THE TASK:
Copy out all lines that carry the word "Many".

Entries from a dataset
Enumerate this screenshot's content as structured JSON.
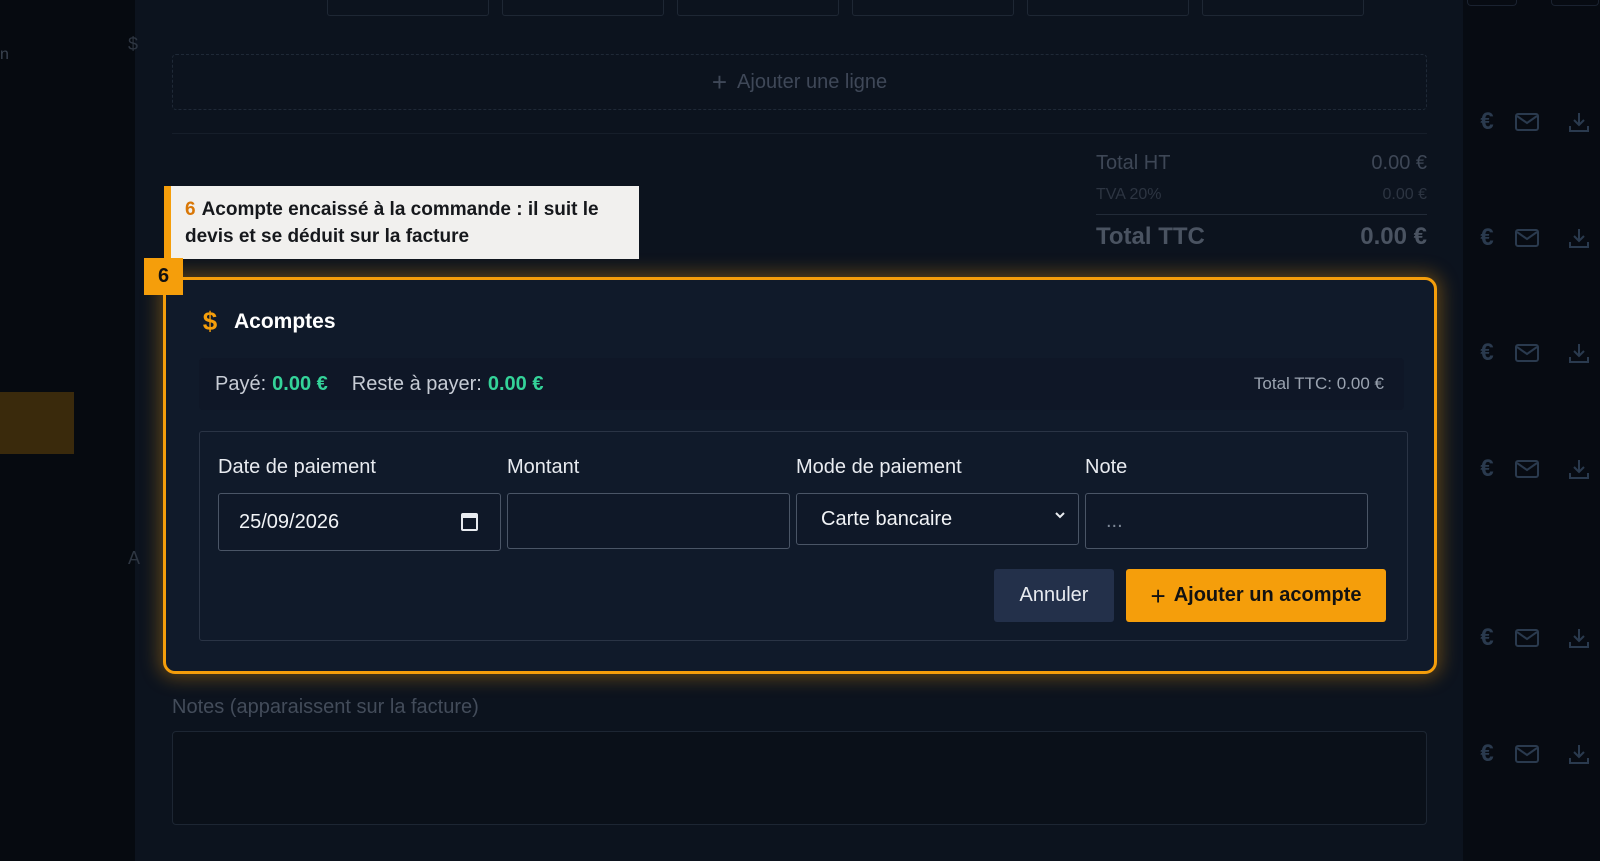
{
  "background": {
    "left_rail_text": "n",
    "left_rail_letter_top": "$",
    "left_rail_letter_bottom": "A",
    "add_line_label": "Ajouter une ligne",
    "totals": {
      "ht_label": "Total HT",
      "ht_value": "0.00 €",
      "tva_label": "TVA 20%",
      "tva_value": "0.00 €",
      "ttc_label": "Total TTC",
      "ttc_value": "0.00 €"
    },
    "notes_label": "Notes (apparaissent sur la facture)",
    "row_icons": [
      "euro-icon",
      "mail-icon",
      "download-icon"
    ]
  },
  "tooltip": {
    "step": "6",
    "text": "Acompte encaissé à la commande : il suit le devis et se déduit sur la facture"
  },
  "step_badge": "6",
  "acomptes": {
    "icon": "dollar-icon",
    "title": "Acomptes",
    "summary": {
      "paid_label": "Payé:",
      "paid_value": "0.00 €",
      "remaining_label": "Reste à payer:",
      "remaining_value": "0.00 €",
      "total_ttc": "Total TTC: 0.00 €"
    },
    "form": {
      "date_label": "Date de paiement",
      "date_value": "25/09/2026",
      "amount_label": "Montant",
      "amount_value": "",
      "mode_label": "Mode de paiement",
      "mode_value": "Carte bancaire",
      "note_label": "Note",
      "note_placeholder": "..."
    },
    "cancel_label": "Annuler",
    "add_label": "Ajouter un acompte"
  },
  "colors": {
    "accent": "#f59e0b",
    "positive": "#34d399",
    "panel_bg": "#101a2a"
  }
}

---

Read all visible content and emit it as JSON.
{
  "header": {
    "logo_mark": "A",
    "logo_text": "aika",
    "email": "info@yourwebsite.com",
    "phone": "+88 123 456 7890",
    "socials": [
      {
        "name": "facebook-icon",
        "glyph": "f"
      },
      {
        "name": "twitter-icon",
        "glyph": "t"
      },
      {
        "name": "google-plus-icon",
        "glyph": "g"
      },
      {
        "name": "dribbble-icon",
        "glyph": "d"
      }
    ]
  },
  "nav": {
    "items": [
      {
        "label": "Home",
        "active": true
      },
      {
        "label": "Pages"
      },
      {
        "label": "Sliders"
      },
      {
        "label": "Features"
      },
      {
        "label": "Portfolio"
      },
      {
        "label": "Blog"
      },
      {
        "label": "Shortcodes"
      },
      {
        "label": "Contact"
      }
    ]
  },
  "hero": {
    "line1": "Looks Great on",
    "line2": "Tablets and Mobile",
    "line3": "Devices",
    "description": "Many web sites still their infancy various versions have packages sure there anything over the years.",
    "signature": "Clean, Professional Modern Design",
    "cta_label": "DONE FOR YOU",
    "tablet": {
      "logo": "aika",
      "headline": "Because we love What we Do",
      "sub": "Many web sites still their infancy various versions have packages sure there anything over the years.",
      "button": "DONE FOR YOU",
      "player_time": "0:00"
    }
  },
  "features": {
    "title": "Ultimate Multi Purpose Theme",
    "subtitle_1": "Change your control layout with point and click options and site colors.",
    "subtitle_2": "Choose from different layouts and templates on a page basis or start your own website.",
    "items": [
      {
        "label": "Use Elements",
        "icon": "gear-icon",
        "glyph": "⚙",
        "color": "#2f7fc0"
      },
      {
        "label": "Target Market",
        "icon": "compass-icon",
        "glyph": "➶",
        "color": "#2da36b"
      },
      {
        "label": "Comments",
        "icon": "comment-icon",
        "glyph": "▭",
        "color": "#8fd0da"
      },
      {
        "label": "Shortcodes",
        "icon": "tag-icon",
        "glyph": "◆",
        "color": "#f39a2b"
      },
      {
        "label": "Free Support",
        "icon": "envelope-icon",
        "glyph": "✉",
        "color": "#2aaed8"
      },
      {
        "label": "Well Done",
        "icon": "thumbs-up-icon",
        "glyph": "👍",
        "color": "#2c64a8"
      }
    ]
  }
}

* * *

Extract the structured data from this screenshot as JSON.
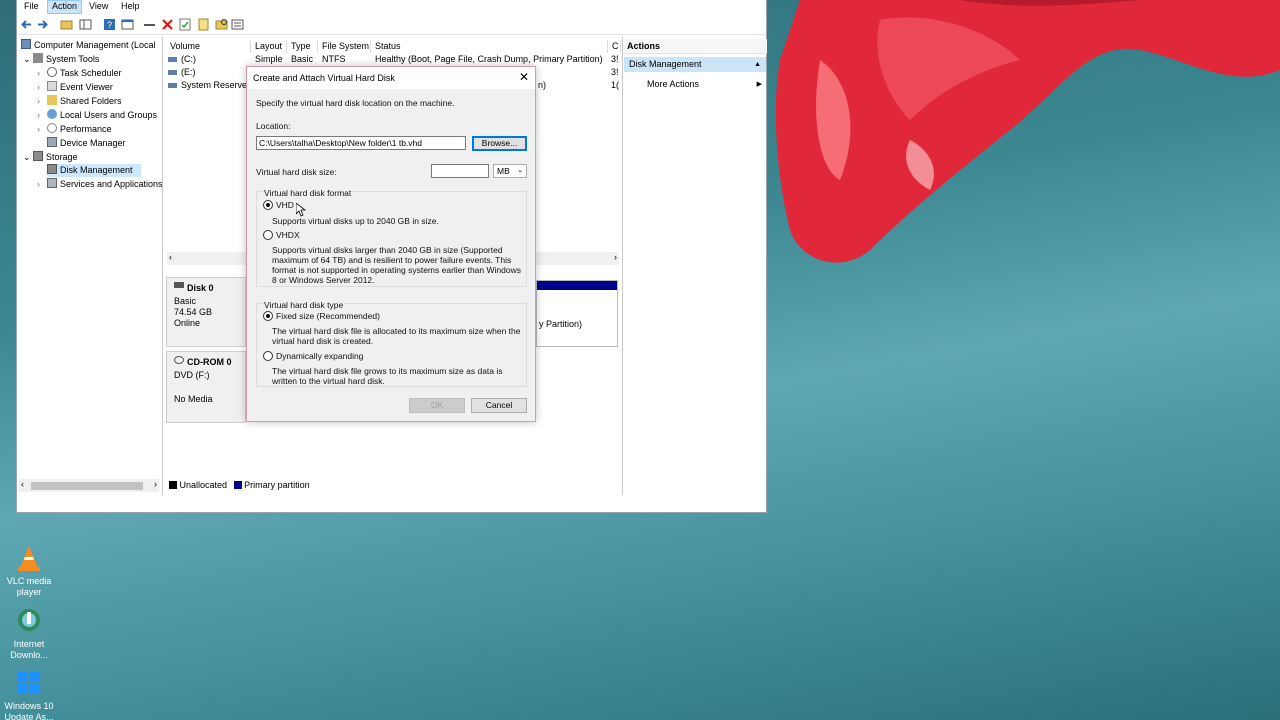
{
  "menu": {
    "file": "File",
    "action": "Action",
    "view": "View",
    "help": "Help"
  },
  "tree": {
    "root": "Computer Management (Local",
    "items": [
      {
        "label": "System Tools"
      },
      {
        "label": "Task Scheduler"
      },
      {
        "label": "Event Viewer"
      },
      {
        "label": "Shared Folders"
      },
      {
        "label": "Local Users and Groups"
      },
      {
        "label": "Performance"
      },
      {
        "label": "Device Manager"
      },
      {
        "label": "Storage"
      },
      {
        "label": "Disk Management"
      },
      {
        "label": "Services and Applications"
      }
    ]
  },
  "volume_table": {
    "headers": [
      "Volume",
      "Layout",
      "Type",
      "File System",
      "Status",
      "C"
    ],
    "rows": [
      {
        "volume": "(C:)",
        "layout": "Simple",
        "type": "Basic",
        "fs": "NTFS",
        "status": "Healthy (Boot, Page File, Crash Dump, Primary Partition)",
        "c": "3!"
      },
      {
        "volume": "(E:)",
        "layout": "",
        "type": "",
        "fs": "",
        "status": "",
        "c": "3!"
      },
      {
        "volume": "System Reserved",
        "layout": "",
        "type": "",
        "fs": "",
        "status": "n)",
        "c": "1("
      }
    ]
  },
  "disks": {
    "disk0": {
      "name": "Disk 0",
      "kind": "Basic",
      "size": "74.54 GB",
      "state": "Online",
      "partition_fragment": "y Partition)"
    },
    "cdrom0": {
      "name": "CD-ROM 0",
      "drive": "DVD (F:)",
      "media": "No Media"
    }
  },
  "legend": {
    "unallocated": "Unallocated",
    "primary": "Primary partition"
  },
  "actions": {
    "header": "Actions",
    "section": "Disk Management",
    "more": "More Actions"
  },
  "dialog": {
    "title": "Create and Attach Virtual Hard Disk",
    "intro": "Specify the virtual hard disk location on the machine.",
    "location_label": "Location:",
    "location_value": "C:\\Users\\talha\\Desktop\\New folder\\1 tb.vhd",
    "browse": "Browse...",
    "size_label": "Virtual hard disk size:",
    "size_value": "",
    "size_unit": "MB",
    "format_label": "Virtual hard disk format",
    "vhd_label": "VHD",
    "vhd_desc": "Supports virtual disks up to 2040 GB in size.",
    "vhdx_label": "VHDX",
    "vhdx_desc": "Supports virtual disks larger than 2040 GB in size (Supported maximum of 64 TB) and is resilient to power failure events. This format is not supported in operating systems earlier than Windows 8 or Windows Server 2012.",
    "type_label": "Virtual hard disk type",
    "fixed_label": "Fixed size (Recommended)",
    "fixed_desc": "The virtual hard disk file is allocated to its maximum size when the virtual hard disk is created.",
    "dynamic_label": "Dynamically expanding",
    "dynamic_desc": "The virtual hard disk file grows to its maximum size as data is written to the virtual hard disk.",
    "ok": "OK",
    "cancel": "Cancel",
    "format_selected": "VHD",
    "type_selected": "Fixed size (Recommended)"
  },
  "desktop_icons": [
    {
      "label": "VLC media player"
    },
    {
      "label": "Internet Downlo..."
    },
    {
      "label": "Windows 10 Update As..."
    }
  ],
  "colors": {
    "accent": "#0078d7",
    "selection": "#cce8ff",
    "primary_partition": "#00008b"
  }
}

RESPONSE FOR THIS EXERCISE:
    "description": "Many web sites still their infancy various versions have packages sure there anything over the years.",
      "sub": "Many web sites still their infancy various versions have packages sure there anything over the years.",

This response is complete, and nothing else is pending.